What you need to do: Find the lines with the string "Salaries" and return them.

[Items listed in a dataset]
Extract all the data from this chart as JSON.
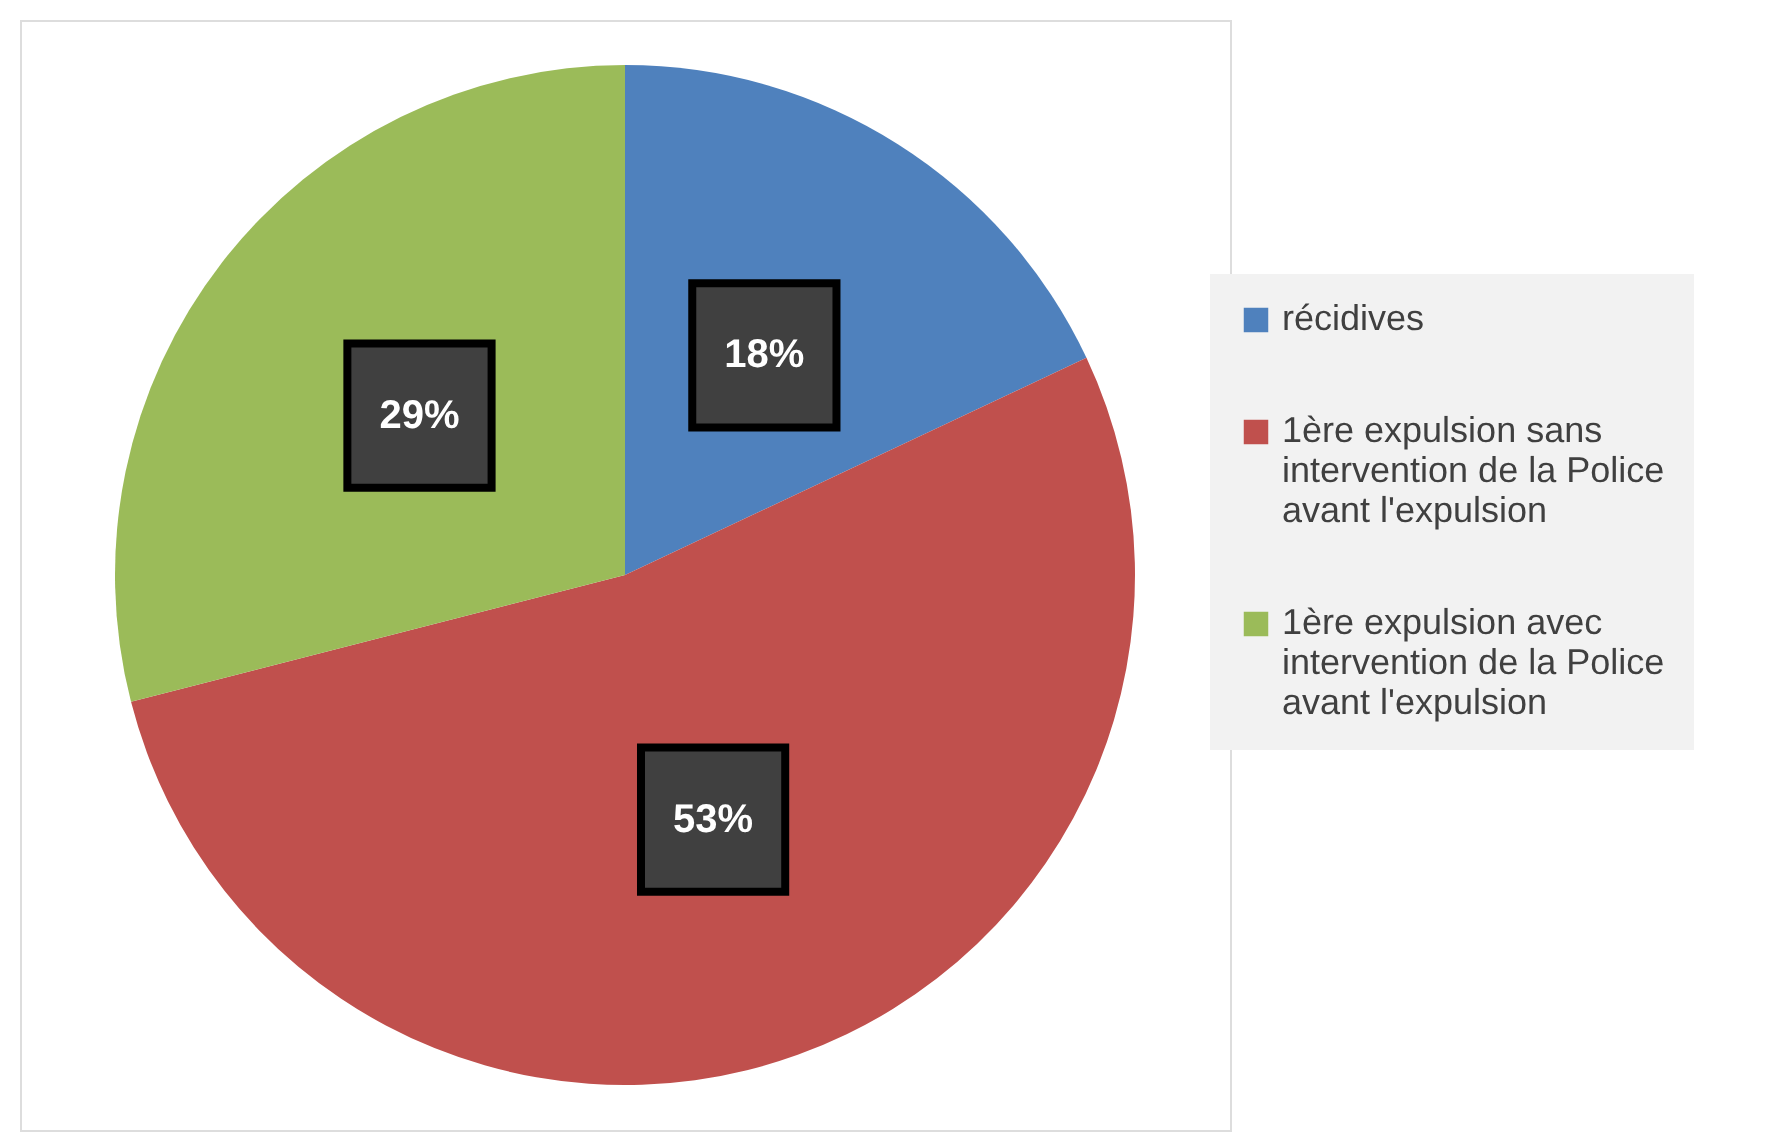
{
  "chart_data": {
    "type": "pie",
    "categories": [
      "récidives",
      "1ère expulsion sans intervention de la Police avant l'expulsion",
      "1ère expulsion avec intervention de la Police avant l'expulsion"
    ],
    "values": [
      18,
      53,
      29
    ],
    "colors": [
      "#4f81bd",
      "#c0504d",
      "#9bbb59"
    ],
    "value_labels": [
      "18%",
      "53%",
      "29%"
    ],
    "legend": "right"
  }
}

==

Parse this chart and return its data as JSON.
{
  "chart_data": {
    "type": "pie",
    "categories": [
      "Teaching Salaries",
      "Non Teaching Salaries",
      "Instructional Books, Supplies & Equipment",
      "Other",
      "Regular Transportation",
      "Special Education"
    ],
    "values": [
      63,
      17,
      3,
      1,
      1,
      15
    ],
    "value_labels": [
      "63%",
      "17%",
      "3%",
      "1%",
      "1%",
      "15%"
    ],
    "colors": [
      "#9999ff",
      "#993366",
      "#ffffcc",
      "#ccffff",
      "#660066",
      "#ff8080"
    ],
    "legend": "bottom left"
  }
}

==

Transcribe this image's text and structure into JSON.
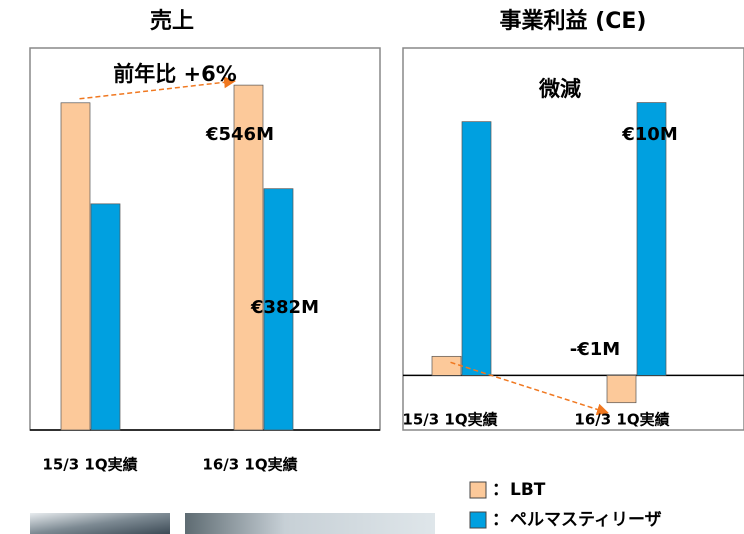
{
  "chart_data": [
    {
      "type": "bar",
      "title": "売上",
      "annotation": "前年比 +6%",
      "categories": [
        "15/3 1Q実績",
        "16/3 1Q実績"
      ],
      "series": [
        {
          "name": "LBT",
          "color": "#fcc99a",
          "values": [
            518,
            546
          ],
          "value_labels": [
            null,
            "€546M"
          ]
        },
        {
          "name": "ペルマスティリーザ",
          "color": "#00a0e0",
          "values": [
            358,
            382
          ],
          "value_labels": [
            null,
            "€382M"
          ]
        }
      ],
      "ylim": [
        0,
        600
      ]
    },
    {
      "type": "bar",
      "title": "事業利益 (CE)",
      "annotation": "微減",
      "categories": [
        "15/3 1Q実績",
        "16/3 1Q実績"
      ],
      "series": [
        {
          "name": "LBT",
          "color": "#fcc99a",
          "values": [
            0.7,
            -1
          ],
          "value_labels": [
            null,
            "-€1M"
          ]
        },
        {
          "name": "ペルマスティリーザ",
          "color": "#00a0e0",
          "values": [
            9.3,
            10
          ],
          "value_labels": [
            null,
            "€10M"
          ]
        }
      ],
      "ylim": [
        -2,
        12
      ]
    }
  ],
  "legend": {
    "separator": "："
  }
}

Answer to this exercise:
      "Teaching Salaries",
      "Non Teaching Salaries",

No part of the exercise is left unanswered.